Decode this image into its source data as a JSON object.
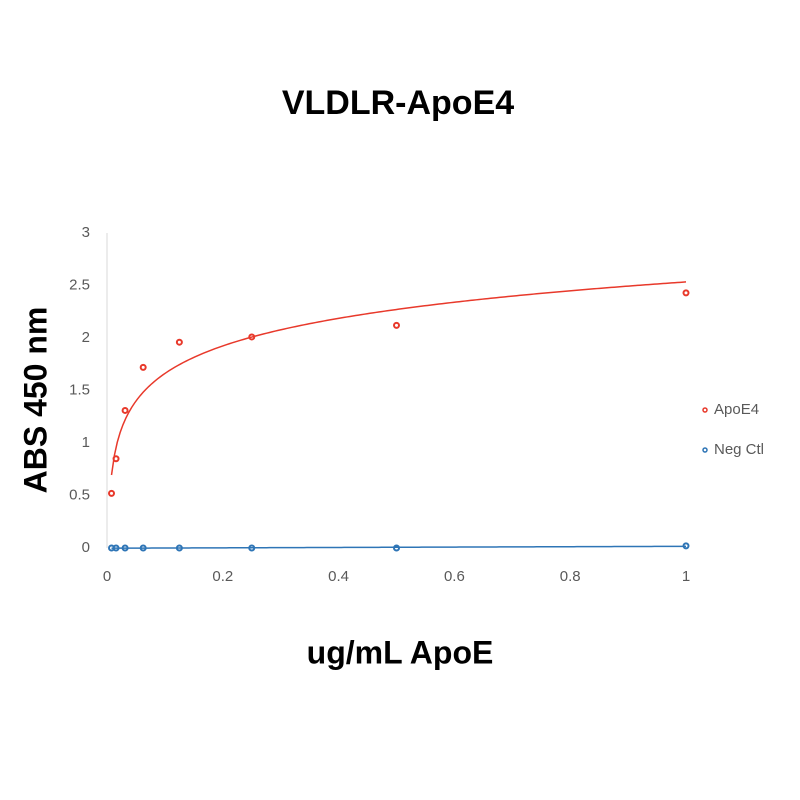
{
  "chart_data": {
    "type": "scatter",
    "title": "VLDLR-ApoE4",
    "x_label": "ug/mL ApoE",
    "y_label": "ABS 450 nm",
    "x": [
      0.0078,
      0.0156,
      0.03125,
      0.0625,
      0.125,
      0.25,
      0.5,
      1
    ],
    "series": [
      {
        "name": "ApoE4",
        "color": "#e8392b",
        "values": [
          0.52,
          0.85,
          1.31,
          1.72,
          1.96,
          2.01,
          2.12,
          2.43
        ],
        "trendline": "logarithmic"
      },
      {
        "name": "Neg Ctl",
        "color": "#2e75b6",
        "values": [
          0,
          0,
          0,
          0,
          0,
          0,
          0,
          0.02
        ],
        "trendline": "linear"
      }
    ],
    "xlim": [
      0,
      1
    ],
    "xticks": [
      0,
      0.2,
      0.4,
      0.6,
      0.8,
      1
    ],
    "ylim": [
      0,
      3
    ],
    "yticks": [
      0,
      0.5,
      1,
      1.5,
      2,
      2.5,
      3
    ],
    "grid": false,
    "legend": "right"
  }
}
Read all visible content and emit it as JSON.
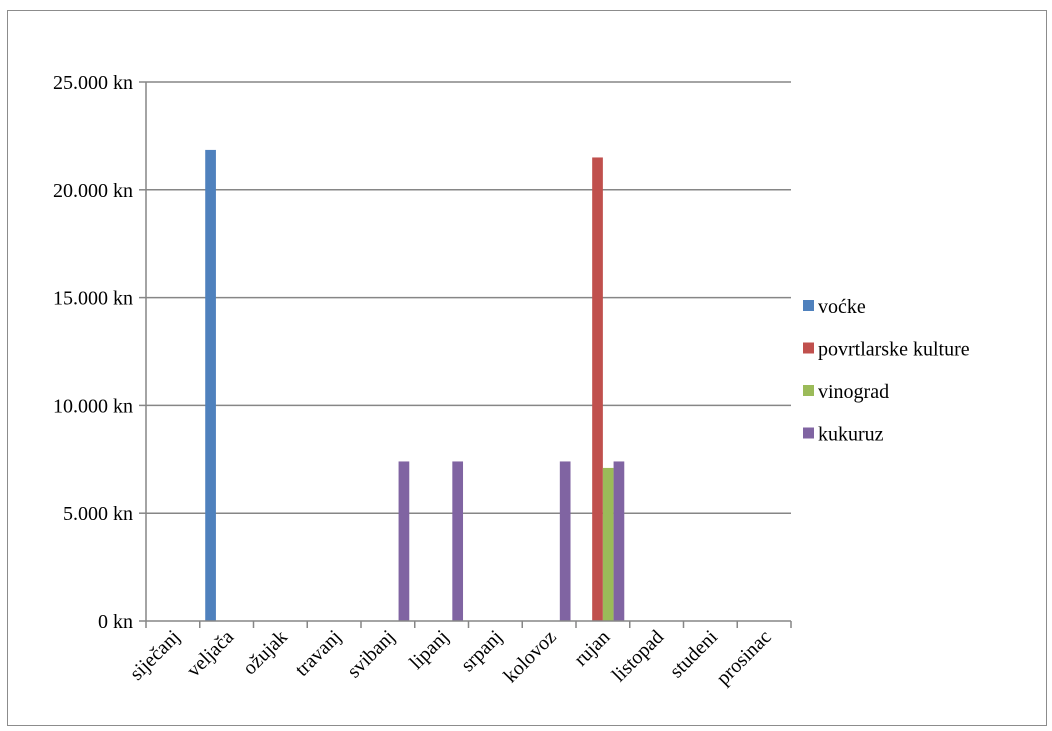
{
  "chart_data": {
    "type": "bar",
    "categories": [
      "siječanj",
      "veljača",
      "ožujak",
      "travanj",
      "svibanj",
      "lipanj",
      "srpanj",
      "kolovoz",
      "rujan",
      "listopad",
      "studeni",
      "prosinac"
    ],
    "series": [
      {
        "name": "voćke",
        "color": "#4f81bd",
        "values": [
          0,
          21850,
          0,
          0,
          0,
          0,
          0,
          0,
          0,
          0,
          0,
          0
        ]
      },
      {
        "name": "povrtlarske kulture",
        "color": "#c0504d",
        "values": [
          0,
          0,
          0,
          0,
          0,
          0,
          0,
          0,
          21500,
          0,
          0,
          0
        ]
      },
      {
        "name": "vinograd",
        "color": "#9bbb59",
        "values": [
          0,
          0,
          0,
          0,
          0,
          0,
          0,
          0,
          7100,
          0,
          0,
          0
        ]
      },
      {
        "name": "kukuruz",
        "color": "#8064a2",
        "values": [
          0,
          0,
          0,
          0,
          7400,
          7400,
          0,
          7400,
          7400,
          0,
          0,
          0
        ]
      }
    ],
    "yticks": [
      "0 kn",
      "5.000 kn",
      "10.000 kn",
      "15.000 kn",
      "20.000 kn",
      "25.000 kn"
    ],
    "ylim": [
      0,
      25000
    ],
    "grid": true,
    "legend_position": "right"
  }
}
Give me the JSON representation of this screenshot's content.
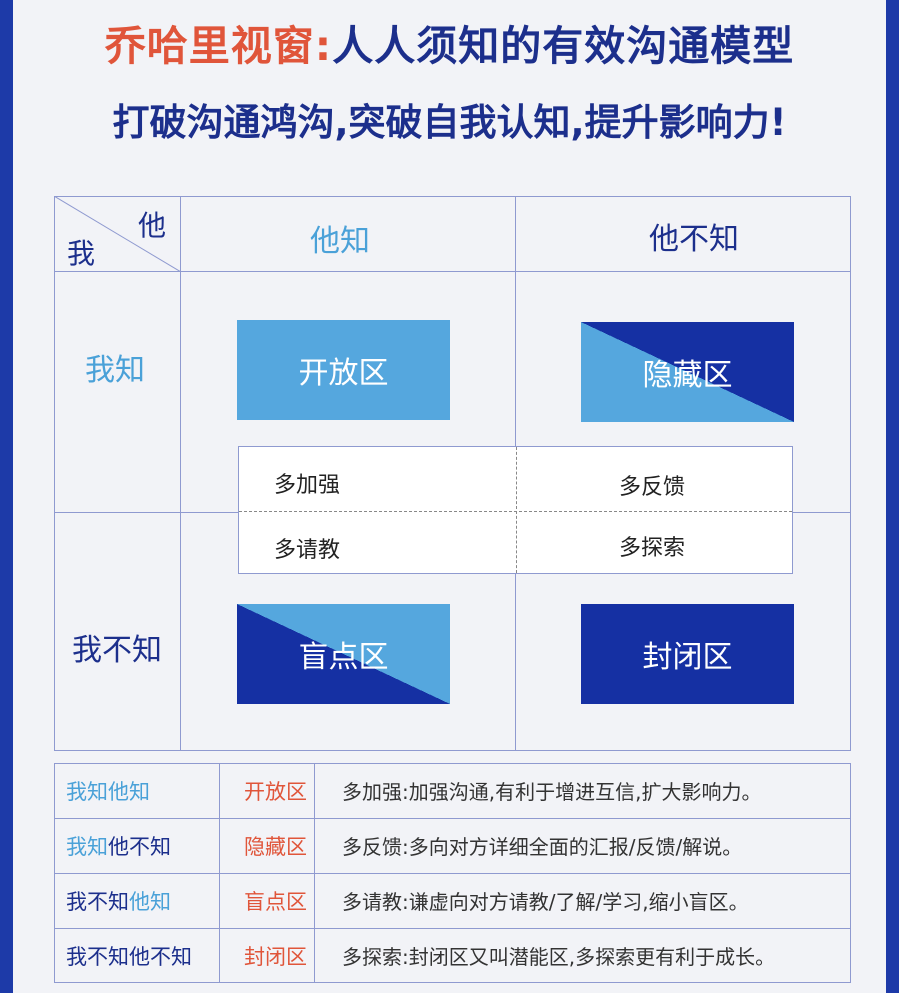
{
  "title": {
    "highlight": "乔哈里视窗:",
    "rest": "人人须知的有效沟通模型",
    "subtitle": "打破沟通鸿沟,突破自我认知,提升影响力!"
  },
  "matrix": {
    "corner_top": "他",
    "corner_bottom": "我",
    "col_known": "他知",
    "col_unknown": "他不知",
    "row_known": "我知",
    "row_unknown": "我不知",
    "zones": {
      "open": "开放区",
      "hidden": "隐藏区",
      "blind": "盲点区",
      "closed": "封闭区"
    },
    "tips": {
      "strengthen": "多加强",
      "feedback": "多反馈",
      "consult": "多请教",
      "explore": "多探索"
    }
  },
  "legend": [
    {
      "me": "我知",
      "other": "他知",
      "zone": "开放区",
      "desc": "多加强:加强沟通,有利于增进互信,扩大影响力。"
    },
    {
      "me": "我知",
      "other": "他不知",
      "zone": "隐藏区",
      "desc": "多反馈:多向对方详细全面的汇报/反馈/解说。"
    },
    {
      "me": "我不知",
      "other": "他知",
      "zone": "盲点区",
      "desc": "多请教:谦虚向对方请教/了解/学习,缩小盲区。"
    },
    {
      "me": "我不知",
      "other": "他不知",
      "zone": "封闭区",
      "desc": "多探索:封闭区又叫潜能区,多探索更有利于成长。"
    }
  ],
  "colors": {
    "frame_blue": "#1d3aa8",
    "light_blue": "#55a7de",
    "dark_blue": "#1530a3",
    "title_red": "#e0553a",
    "title_navy": "#1c2f8c",
    "known_text": "#4aa1d8"
  }
}
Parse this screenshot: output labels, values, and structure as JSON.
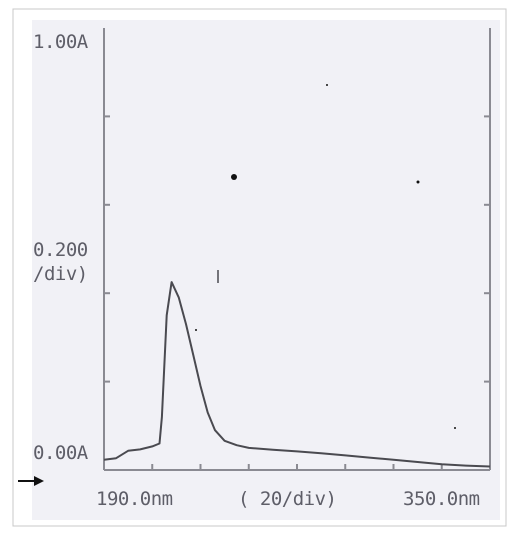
{
  "chart_data": {
    "type": "line",
    "title": "",
    "y_top_label": "1.00A",
    "y_scale_label_line1": "0.200",
    "y_scale_label_line2": "/div)",
    "y_bottom_label": "0.00A",
    "x_start_label": "190.0nm",
    "x_scale_label": "(  20/div)",
    "x_end_label": "350.0nm",
    "xlim": [
      190,
      350
    ],
    "ylim": [
      0,
      1.0
    ],
    "x_unit": "nm",
    "y_unit": "A",
    "grid": false,
    "x_major_step": 20,
    "y_major_step": 0.2,
    "series": [
      {
        "x": [
          190,
          195,
          200,
          205,
          210,
          213,
          214,
          216,
          218,
          221,
          224,
          227,
          230,
          233,
          236,
          240,
          245,
          250,
          260,
          270,
          280,
          290,
          300,
          310,
          320,
          330,
          340,
          350
        ],
        "y": [
          0.02,
          0.03,
          0.04,
          0.05,
          0.05,
          0.06,
          0.12,
          0.35,
          0.425,
          0.39,
          0.33,
          0.26,
          0.19,
          0.13,
          0.09,
          0.066,
          0.056,
          0.05,
          0.046,
          0.042,
          0.038,
          0.033,
          0.028,
          0.023,
          0.018,
          0.013,
          0.01,
          0.008
        ]
      }
    ],
    "colors": {
      "paper": "#f1f1f6",
      "ink": "#4a4a50",
      "axis": "#8a8a92",
      "label": "#5e5e68",
      "frame": "#c8c8c8",
      "marker": "#111111"
    }
  }
}
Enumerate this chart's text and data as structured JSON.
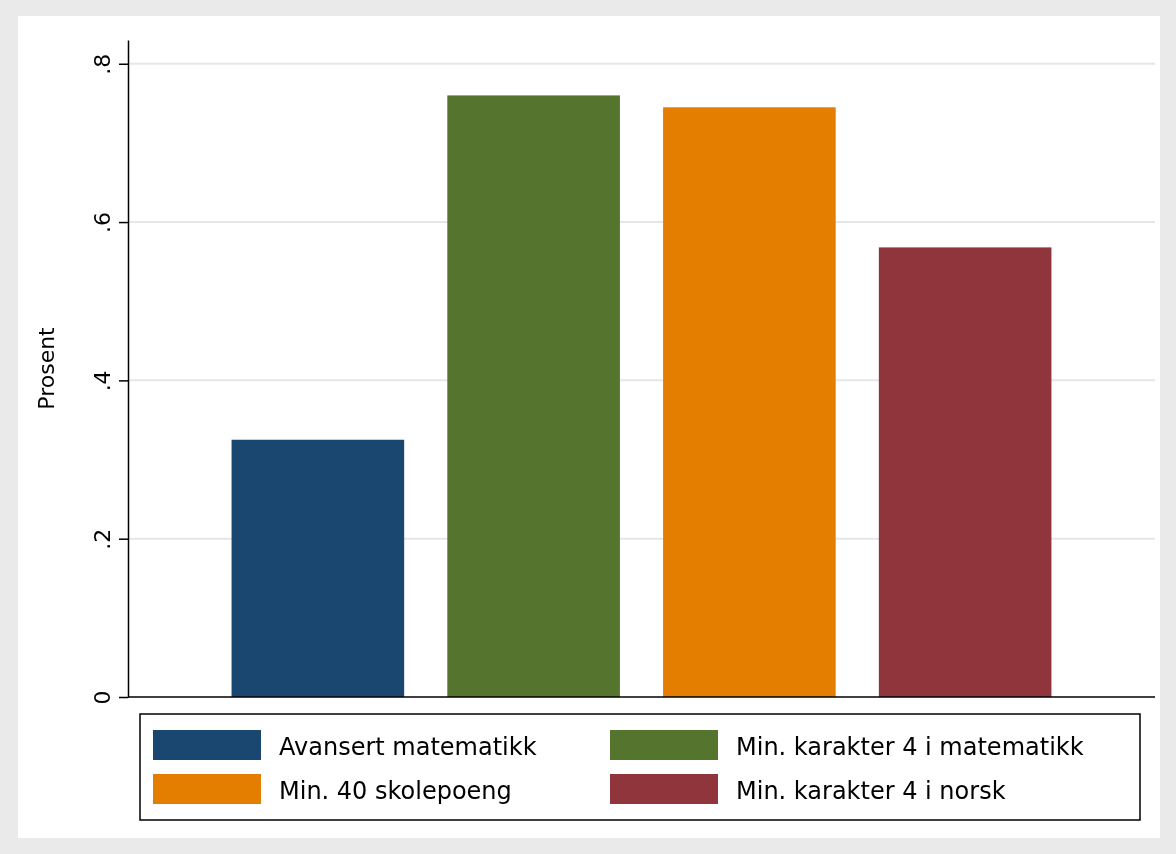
{
  "chart_data": {
    "type": "bar",
    "ylabel": "Prosent",
    "categories": [
      null
    ],
    "series": [
      {
        "name": "Avansert matematikk",
        "color": "#1a476f",
        "values": [
          0.325
        ]
      },
      {
        "name": "Min. karakter 4 i matematikk",
        "color": "#55752f",
        "values": [
          0.76
        ]
      },
      {
        "name": "Min. 40 skolepoeng",
        "color": "#e37e00",
        "values": [
          0.745
        ]
      },
      {
        "name": "Min. karakter 4 i norsk",
        "color": "#90353b",
        "values": [
          0.568
        ]
      }
    ],
    "ylim": [
      0,
      0.83
    ],
    "yticks": [
      0,
      {
        "value": 0.2,
        "label": ".2"
      },
      {
        "value": 0.4,
        "label": ".4"
      },
      {
        "value": 0.6,
        "label": ".6"
      },
      {
        "value": 0.8,
        "label": ".8"
      }
    ],
    "grid": "y",
    "legend": "bottom"
  }
}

- **Problem description**
Search the data for "right". Copy every line that has it.

- **Solution to this task**
    "legend": "right"
    "legend_position": "right"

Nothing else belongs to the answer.